The input:
□ □ □

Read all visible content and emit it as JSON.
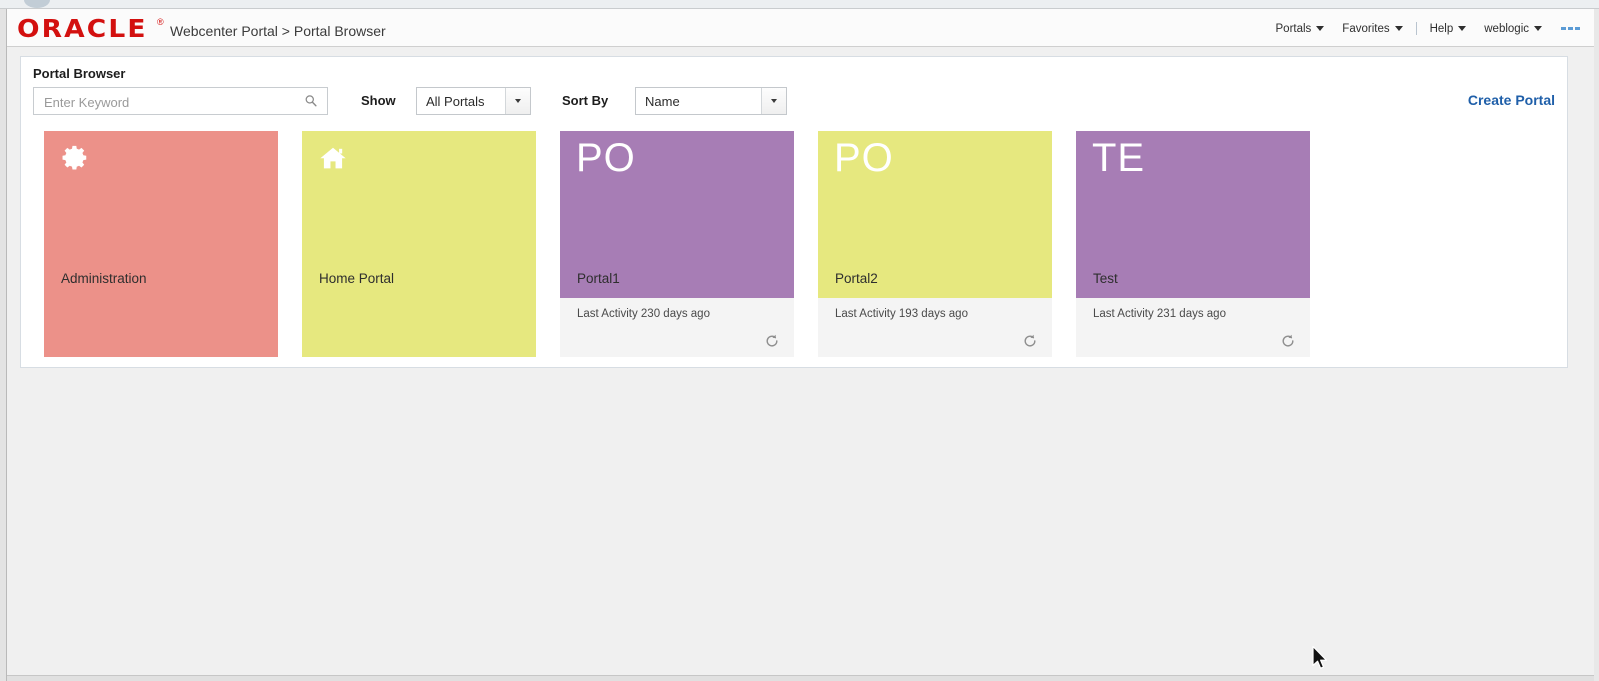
{
  "header": {
    "logo_text": "ORACLE",
    "logo_mark": "®",
    "breadcrumb": "Webcenter Portal > Portal Browser",
    "brand_color": "#d3100f",
    "nav": [
      {
        "label": "Portals",
        "has_caret": true
      },
      {
        "label": "Favorites",
        "has_caret": true
      },
      {
        "label": "Help",
        "has_caret": true
      },
      {
        "label": "weblogic",
        "has_caret": true
      }
    ],
    "more_icon": "three-dashes-icon",
    "more_icon_color": "#5b9bd5"
  },
  "panel": {
    "title": "Portal Browser"
  },
  "toolbar": {
    "search": {
      "placeholder": "Enter Keyword",
      "value": "",
      "icon": "search-icon"
    },
    "show": {
      "label": "Show",
      "selected": "All Portals"
    },
    "sort": {
      "label": "Sort By",
      "selected": "Name"
    },
    "create_portal_label": "Create Portal",
    "create_portal_color": "#1f5fa9"
  },
  "tiles": [
    {
      "name": "Administration",
      "kind": "icon",
      "icon": "gear-icon",
      "color": "#ec9189",
      "has_footer": false,
      "activity": ""
    },
    {
      "name": "Home Portal",
      "kind": "icon",
      "icon": "home-icon",
      "color": "#e6e87f",
      "has_footer": false,
      "activity": ""
    },
    {
      "name": "Portal1",
      "kind": "initials",
      "initials": "PO",
      "color": "#a77db5",
      "has_footer": true,
      "activity": "Last Activity 230 days ago",
      "refresh_icon": "refresh-icon"
    },
    {
      "name": "Portal2",
      "kind": "initials",
      "initials": "PO",
      "color": "#e6e87f",
      "has_footer": true,
      "activity": "Last Activity 193 days ago",
      "refresh_icon": "refresh-icon"
    },
    {
      "name": "Test",
      "kind": "initials",
      "initials": "TE",
      "color": "#a77db5",
      "has_footer": true,
      "activity": "Last Activity 231 days ago",
      "refresh_icon": "refresh-icon"
    }
  ]
}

□ □ □

What is being asked: Transcribe the full listing character for character. Pictures are excluded.

Exercise result:
Read all visible content and emit it as JSON.
{
  "header": {
    "logo_text": "ORACLE",
    "logo_mark": "®",
    "breadcrumb": "Webcenter Portal > Portal Browser",
    "brand_color": "#d3100f",
    "nav": [
      {
        "label": "Portals",
        "has_caret": true
      },
      {
        "label": "Favorites",
        "has_caret": true
      },
      {
        "label": "Help",
        "has_caret": true
      },
      {
        "label": "weblogic",
        "has_caret": true
      }
    ],
    "more_icon": "three-dashes-icon",
    "more_icon_color": "#5b9bd5"
  },
  "panel": {
    "title": "Portal Browser"
  },
  "toolbar": {
    "search": {
      "placeholder": "Enter Keyword",
      "value": "",
      "icon": "search-icon"
    },
    "show": {
      "label": "Show",
      "selected": "All Portals"
    },
    "sort": {
      "label": "Sort By",
      "selected": "Name"
    },
    "create_portal_label": "Create Portal",
    "create_portal_color": "#1f5fa9"
  },
  "tiles": [
    {
      "name": "Administration",
      "kind": "icon",
      "icon": "gear-icon",
      "color": "#ec9189",
      "has_footer": false,
      "activity": ""
    },
    {
      "name": "Home Portal",
      "kind": "icon",
      "icon": "home-icon",
      "color": "#e6e87f",
      "has_footer": false,
      "activity": ""
    },
    {
      "name": "Portal1",
      "kind": "initials",
      "initials": "PO",
      "color": "#a77db5",
      "has_footer": true,
      "activity": "Last Activity 230 days ago",
      "refresh_icon": "refresh-icon"
    },
    {
      "name": "Portal2",
      "kind": "initials",
      "initials": "PO",
      "color": "#e6e87f",
      "has_footer": true,
      "activity": "Last Activity 193 days ago",
      "refresh_icon": "refresh-icon"
    },
    {
      "name": "Test",
      "kind": "initials",
      "initials": "TE",
      "color": "#a77db5",
      "has_footer": true,
      "activity": "Last Activity 231 days ago",
      "refresh_icon": "refresh-icon"
    }
  ]
}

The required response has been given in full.